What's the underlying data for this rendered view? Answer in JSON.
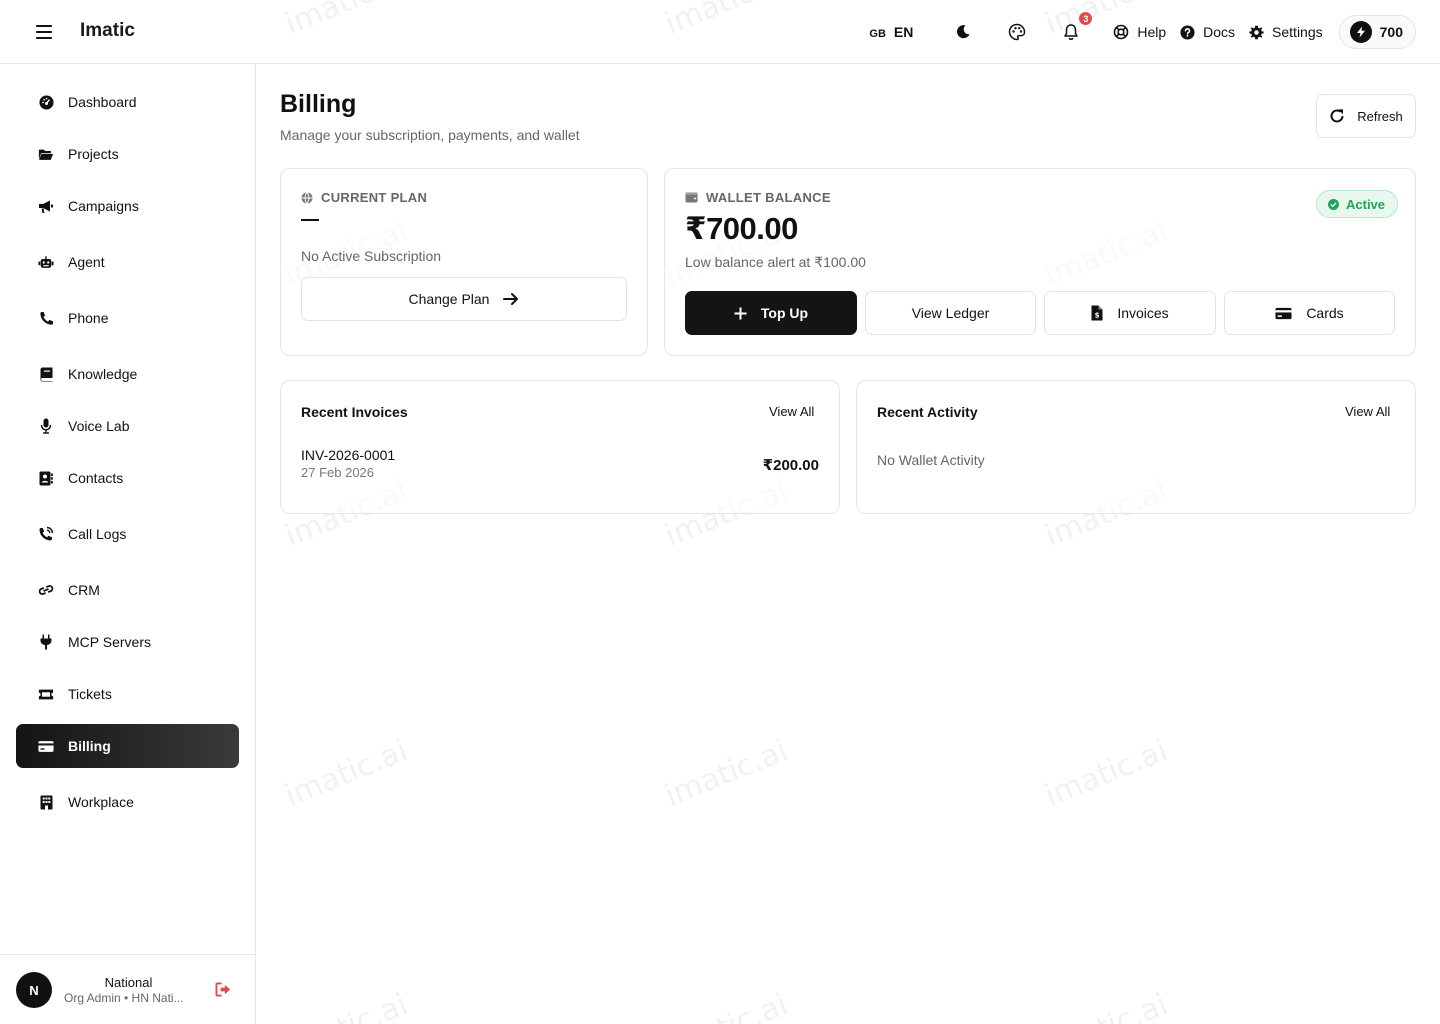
{
  "header": {
    "app_title": "Imatic",
    "language": {
      "flag": "GB",
      "code": "EN"
    },
    "notifications_count": "3",
    "links": {
      "help": "Help",
      "docs": "Docs",
      "settings": "Settings"
    },
    "credits": "700"
  },
  "sidebar": {
    "items": [
      {
        "label": "Dashboard",
        "icon": "dashboard-icon"
      },
      {
        "label": "Projects",
        "icon": "folder-icon"
      },
      {
        "label": "Campaigns",
        "icon": "megaphone-icon"
      },
      {
        "label": "Agent",
        "icon": "robot-icon"
      },
      {
        "label": "Phone",
        "icon": "phone-icon"
      },
      {
        "label": "Knowledge",
        "icon": "book-icon"
      },
      {
        "label": "Voice Lab",
        "icon": "microphone-icon"
      },
      {
        "label": "Contacts",
        "icon": "address-book-icon"
      },
      {
        "label": "Call Logs",
        "icon": "phone-volume-icon"
      },
      {
        "label": "CRM",
        "icon": "link-icon"
      },
      {
        "label": "MCP Servers",
        "icon": "plug-icon"
      },
      {
        "label": "Tickets",
        "icon": "ticket-icon"
      },
      {
        "label": "Billing",
        "icon": "credit-card-icon",
        "active": true
      },
      {
        "label": "Workplace",
        "icon": "building-icon"
      }
    ],
    "user": {
      "initial": "N",
      "name": "National",
      "role": "Org Admin • HN Nati..."
    }
  },
  "page": {
    "title": "Billing",
    "subtitle": "Manage your subscription, payments, and wallet",
    "refresh_label": "Refresh"
  },
  "current_plan": {
    "label": "CURRENT PLAN",
    "value": "—",
    "status_text": "No Active Subscription",
    "change_plan_label": "Change Plan"
  },
  "wallet": {
    "label": "WALLET BALANCE",
    "status": "Active",
    "balance": "₹700.00",
    "low_balance_alert": "Low balance alert at ₹100.00",
    "actions": {
      "top_up": "Top Up",
      "view_ledger": "View Ledger",
      "invoices": "Invoices",
      "cards": "Cards"
    }
  },
  "recent_invoices": {
    "title": "Recent Invoices",
    "view_all": "View All",
    "rows": [
      {
        "id": "INV-2026-0001",
        "date": "27 Feb 2026",
        "amount": "₹200.00"
      }
    ]
  },
  "recent_activity": {
    "title": "Recent Activity",
    "view_all": "View All",
    "empty_text": "No Wallet Activity"
  },
  "watermark_text": "imatic.ai",
  "colors": {
    "primary": "#141414",
    "active_green": "#22a55b",
    "badge_red": "#e5484d",
    "logout_red": "#e5484d"
  }
}
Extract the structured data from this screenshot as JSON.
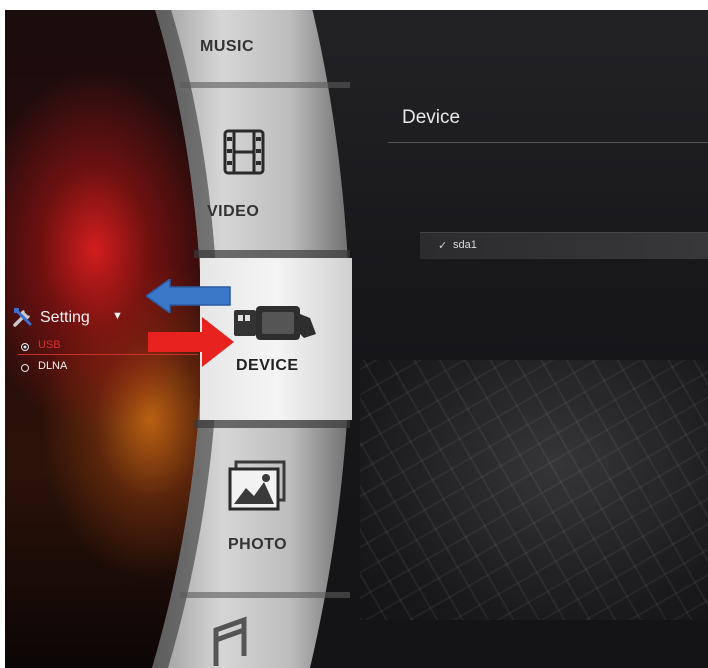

* [THE PROBLEM] Without including any pictures, reproduce the listing exactly.

* [RESULT BELOW]
What's the underlying data for this rendered view? Answer in JSON.
{
  "header": {
    "app_title": "Imatic",
    "language": {
      "flag": "GB",
      "code": "EN"
    },
    "notifications_count": "3",
    "links": {
      "help": "Help",
      "docs": "Docs",
      "settings": "Settings"
    },
    "credits": "700"
  },
  "sidebar": {
    "items": [
      {
        "label": "Dashboard",
        "icon": "dashboard-icon"
      },
      {
        "label": "Projects",
        "icon": "folder-icon"
      },
      {
        "label": "Campaigns",
        "icon": "megaphone-icon"
      },
      {
        "label": "Agent",
        "icon": "robot-icon"
      },
      {
        "label": "Phone",
        "icon": "phone-icon"
      },
      {
        "label": "Knowledge",
        "icon": "book-icon"
      },
      {
        "label": "Voice Lab",
        "icon": "microphone-icon"
      },
      {
        "label": "Contacts",
        "icon": "address-book-icon"
      },
      {
        "label": "Call Logs",
        "icon": "phone-volume-icon"
      },
      {
        "label": "CRM",
        "icon": "link-icon"
      },
      {
        "label": "MCP Servers",
        "icon": "plug-icon"
      },
      {
        "label": "Tickets",
        "icon": "ticket-icon"
      },
      {
        "label": "Billing",
        "icon": "credit-card-icon",
        "active": true
      },
      {
        "label": "Workplace",
        "icon": "building-icon"
      }
    ],
    "user": {
      "initial": "N",
      "name": "National",
      "role": "Org Admin • HN Nati..."
    }
  },
  "page": {
    "title": "Billing",
    "subtitle": "Manage your subscription, payments, and wallet",
    "refresh_label": "Refresh"
  },
  "current_plan": {
    "label": "CURRENT PLAN",
    "value": "—",
    "status_text": "No Active Subscription",
    "change_plan_label": "Change Plan"
  },
  "wallet": {
    "label": "WALLET BALANCE",
    "status": "Active",
    "balance": "₹700.00",
    "low_balance_alert": "Low balance alert at ₹100.00",
    "actions": {
      "top_up": "Top Up",
      "view_ledger": "View Ledger",
      "invoices": "Invoices",
      "cards": "Cards"
    }
  },
  "recent_invoices": {
    "title": "Recent Invoices",
    "view_all": "View All",
    "rows": [
      {
        "id": "INV-2026-0001",
        "date": "27 Feb 2026",
        "amount": "₹200.00"
      }
    ]
  },
  "recent_activity": {
    "title": "Recent Activity",
    "view_all": "View All",
    "empty_text": "No Wallet Activity"
  },
  "watermark_text": "imatic.ai",
  "colors": {
    "primary": "#141414",
    "active_green": "#22a55b",
    "badge_red": "#e5484d",
    "logout_red": "#e5484d"
  }
}
Extract the structured data from this screenshot as JSON.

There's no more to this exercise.